• **YOUR INSTRUCTIONS**: Which lines hold the word "title"? Copy each of them.

• **ENTRIES SUPPLIED**:
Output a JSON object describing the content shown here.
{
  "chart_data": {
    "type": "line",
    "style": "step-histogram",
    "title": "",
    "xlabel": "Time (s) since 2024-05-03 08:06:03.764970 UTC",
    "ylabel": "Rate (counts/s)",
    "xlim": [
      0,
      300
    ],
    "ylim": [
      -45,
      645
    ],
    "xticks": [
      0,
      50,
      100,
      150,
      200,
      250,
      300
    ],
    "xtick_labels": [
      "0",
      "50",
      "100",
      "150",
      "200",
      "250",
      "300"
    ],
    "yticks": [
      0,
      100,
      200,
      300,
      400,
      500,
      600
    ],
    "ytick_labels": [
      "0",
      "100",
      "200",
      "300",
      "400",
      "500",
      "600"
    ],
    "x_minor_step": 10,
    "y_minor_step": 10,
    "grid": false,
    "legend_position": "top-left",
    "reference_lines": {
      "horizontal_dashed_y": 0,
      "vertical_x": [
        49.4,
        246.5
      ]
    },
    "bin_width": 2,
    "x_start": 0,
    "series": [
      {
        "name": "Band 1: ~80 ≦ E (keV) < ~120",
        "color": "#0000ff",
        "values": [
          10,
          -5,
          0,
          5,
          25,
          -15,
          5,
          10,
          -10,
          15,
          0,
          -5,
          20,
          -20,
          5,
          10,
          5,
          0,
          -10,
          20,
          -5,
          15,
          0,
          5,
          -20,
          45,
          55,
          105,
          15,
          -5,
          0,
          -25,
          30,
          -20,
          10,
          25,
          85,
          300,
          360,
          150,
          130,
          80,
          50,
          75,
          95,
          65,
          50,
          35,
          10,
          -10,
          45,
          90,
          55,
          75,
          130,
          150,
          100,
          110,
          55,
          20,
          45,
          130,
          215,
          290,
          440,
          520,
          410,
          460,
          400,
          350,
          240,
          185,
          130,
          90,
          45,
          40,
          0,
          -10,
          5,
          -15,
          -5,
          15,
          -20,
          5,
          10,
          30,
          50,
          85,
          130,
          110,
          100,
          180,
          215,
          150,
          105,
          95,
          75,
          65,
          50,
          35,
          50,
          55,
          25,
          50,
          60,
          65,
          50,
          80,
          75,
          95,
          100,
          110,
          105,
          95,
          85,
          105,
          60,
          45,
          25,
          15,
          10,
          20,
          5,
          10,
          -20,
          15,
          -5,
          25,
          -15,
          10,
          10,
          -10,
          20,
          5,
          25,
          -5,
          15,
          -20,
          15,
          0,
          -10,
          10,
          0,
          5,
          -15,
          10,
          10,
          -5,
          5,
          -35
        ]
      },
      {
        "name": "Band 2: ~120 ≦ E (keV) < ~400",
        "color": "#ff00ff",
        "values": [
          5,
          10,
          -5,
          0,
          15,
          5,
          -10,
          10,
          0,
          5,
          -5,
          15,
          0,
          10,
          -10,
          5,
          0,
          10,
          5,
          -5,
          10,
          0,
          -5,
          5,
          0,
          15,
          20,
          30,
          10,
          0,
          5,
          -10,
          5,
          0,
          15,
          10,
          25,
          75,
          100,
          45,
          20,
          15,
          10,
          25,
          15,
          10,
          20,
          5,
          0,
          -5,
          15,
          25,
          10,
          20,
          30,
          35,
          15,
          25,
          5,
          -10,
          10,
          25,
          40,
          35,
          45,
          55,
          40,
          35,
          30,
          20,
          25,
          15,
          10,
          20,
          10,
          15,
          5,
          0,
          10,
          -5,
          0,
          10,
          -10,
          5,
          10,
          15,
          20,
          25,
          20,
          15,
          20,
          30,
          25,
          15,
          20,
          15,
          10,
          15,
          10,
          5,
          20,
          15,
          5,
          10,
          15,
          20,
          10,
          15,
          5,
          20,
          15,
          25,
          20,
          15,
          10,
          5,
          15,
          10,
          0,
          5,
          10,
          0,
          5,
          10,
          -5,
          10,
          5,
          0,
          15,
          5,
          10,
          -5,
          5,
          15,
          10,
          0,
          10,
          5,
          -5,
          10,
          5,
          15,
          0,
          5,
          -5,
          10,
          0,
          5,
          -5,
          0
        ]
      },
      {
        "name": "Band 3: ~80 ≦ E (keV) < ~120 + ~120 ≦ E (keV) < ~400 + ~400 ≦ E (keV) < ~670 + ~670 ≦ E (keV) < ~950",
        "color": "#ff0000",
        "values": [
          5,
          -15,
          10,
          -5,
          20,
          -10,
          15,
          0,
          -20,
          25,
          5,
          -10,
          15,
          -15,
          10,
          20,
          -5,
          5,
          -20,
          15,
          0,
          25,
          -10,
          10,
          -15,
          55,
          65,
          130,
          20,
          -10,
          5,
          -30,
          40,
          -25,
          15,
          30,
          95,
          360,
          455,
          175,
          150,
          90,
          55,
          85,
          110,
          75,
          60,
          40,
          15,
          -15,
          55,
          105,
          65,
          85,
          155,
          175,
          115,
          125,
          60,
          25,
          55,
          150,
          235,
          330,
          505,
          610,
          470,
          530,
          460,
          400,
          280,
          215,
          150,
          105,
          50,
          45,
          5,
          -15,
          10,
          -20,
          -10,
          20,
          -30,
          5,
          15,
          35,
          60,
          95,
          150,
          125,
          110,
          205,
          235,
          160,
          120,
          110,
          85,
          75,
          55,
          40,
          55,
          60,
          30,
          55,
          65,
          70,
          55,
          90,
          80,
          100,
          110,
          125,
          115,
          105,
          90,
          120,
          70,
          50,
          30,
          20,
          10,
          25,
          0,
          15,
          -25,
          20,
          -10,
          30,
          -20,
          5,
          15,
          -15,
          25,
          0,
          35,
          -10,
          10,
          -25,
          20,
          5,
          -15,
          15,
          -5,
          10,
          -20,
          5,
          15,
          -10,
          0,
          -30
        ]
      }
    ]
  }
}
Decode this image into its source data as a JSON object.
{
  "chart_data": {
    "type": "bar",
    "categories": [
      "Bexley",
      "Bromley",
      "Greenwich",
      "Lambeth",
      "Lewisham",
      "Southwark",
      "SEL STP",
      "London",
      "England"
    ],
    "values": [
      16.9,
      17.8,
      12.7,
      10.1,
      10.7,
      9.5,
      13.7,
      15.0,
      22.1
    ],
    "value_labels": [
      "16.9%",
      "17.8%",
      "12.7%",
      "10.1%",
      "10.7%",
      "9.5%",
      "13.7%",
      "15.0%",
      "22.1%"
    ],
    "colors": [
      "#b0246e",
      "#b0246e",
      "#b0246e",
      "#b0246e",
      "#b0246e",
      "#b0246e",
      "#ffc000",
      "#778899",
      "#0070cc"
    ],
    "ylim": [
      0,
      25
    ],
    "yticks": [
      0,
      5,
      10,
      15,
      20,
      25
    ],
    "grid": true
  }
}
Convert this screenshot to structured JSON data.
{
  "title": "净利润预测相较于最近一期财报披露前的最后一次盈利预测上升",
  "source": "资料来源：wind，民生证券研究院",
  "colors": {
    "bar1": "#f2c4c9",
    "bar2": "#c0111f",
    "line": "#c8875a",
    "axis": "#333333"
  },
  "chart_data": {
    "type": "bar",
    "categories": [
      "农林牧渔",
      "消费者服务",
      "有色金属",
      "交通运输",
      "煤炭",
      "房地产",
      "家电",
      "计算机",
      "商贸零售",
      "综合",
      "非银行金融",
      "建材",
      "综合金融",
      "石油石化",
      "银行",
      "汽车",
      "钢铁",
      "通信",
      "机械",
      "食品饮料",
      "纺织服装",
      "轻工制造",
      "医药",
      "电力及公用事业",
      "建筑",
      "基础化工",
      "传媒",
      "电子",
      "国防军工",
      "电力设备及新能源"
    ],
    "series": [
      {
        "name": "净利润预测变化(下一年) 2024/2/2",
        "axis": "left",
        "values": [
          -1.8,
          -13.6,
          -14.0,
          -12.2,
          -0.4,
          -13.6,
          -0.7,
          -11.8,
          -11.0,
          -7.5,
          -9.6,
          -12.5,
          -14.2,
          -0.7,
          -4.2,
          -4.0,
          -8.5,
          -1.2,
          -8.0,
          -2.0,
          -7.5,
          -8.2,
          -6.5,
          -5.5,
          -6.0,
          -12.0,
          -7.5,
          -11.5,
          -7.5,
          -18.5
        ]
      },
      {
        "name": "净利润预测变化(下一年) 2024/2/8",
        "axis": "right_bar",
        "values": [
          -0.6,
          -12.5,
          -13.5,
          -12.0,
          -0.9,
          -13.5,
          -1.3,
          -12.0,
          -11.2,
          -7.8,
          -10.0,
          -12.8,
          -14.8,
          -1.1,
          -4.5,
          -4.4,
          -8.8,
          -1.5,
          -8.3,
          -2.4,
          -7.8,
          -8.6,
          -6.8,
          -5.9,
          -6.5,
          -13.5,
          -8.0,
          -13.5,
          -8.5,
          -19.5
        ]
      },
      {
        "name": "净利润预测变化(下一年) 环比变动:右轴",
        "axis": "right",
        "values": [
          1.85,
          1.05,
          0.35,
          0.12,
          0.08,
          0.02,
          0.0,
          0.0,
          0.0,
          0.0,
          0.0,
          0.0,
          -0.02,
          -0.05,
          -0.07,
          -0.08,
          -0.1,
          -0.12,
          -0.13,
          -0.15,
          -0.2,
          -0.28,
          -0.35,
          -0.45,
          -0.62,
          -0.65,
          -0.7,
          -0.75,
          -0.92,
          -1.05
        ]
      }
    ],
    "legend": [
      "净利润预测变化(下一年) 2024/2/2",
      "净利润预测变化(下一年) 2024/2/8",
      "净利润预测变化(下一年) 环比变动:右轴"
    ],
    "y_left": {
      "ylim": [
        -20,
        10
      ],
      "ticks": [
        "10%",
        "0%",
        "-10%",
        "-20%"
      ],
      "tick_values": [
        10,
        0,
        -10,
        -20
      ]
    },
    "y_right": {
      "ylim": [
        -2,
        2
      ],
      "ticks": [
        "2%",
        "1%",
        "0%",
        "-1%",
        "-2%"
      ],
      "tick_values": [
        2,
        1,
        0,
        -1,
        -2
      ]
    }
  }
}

• **FINAL ANSWER**:
    "title": "",
  "title": "净利润预测相较于最近一期财报披露前的最后一次盈利预测上升",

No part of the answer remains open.